What to produce >> Please reproduce every record, keeping each one exactly as written.

Information provided >>

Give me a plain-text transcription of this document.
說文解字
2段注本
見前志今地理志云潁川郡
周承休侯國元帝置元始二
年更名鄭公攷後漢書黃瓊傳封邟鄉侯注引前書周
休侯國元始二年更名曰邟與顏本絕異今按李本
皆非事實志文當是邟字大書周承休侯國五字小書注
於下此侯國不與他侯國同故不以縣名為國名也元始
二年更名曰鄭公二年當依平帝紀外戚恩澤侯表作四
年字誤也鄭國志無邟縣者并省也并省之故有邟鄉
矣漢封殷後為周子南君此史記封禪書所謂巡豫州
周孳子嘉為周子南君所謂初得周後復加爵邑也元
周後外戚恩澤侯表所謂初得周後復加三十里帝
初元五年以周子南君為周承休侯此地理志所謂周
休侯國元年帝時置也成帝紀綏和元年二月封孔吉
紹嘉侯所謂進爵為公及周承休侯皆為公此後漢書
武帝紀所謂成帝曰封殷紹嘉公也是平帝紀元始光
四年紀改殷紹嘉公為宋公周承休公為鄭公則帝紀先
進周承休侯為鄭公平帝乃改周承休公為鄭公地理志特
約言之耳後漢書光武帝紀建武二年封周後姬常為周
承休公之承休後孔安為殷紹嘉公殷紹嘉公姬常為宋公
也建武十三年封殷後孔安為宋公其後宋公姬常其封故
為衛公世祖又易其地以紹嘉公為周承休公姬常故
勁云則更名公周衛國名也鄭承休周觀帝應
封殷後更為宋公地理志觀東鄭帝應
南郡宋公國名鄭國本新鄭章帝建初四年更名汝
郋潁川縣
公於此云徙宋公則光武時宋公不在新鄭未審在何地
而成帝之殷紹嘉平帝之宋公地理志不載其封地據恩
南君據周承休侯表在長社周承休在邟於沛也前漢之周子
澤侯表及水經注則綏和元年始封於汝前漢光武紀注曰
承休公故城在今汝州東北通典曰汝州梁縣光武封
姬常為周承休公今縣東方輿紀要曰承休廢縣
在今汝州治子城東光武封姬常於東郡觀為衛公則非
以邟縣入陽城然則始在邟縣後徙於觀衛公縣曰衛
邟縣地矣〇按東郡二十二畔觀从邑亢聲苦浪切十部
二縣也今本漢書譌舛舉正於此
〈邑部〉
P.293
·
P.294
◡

Response >>
Give me a plain-text transcription of this document.
說文解字
2段注本
見前志今地理志云潁川郡
周承休侯國元帝置元始二
年更名鄭公攷後漢書黃瓊傳封邟鄉侯注引前書周
休侯國元始二年更名曰邟與顏本絕異今按李本
皆非事實志文當是邟字大書周承休侯國五字小書注
於下此侯國不與他侯國同故不以縣名為國名也元始
二年更名曰鄭公二年當依平帝紀外戚恩澤侯表作四
年字誤也鄭國志無邟縣者并省也并省之故有邟鄉
矣漢封殷後為周子南君此史記封禪書所謂巡豫州
周孳子嘉為周子南君所謂初得周後復加爵邑也元
周後外戚恩澤侯表所謂初得周後復加三十里帝
初元五年以周子南君為周承休侯此地理志所謂周
休侯國元年帝時置也成帝紀綏和元年二月封孔吉
紹嘉侯所謂進爵為公及周承休侯皆為公此後漢書
武帝紀所謂成帝曰封殷紹嘉公也是平帝紀元始光
四年紀改殷紹嘉公為宋公周承休公為鄭公則帝紀先
進周承休侯為鄭公平帝乃改周承休公為鄭公地理志特
約言之耳後漢書光武帝紀建武二年封周後姬常為周
承休公之承休後孔安為殷紹嘉公殷紹嘉公姬常為宋公
也建武十三年封殷後孔安為宋公其後宋公姬常其封故
為衛公世祖又易其地以紹嘉公為周承休公姬常故
勁云則更名公周衛國名也鄭承休周觀帝應
封殷後更為宋公地理志觀東鄭帝應
南郡宋公國名鄭國本新鄭章帝建初四年更名汝
郋潁川縣
公於此云徙宋公則光武時宋公不在新鄭未審在何地
而成帝之殷紹嘉平帝之宋公地理志不載其封地據恩
南君據周承休侯表在長社周承休在邟於沛也前漢之周子
澤侯表及水經注則綏和元年始封於汝前漢光武紀注曰
承休公故城在今汝州東北通典曰汝州梁縣光武封
姬常為周承休公今縣東方輿紀要曰承休廢縣
在今汝州治子城東光武封姬常於東郡觀為衛公則非
以邟縣入陽城然則始在邟縣後徙於觀衛公縣曰衛
邟縣地矣〇按東郡二十二畔觀从邑亢聲苦浪切十部
二縣也今本漢書譌舛舉正於此
〈邑部〉
P.293
·
P.294
◡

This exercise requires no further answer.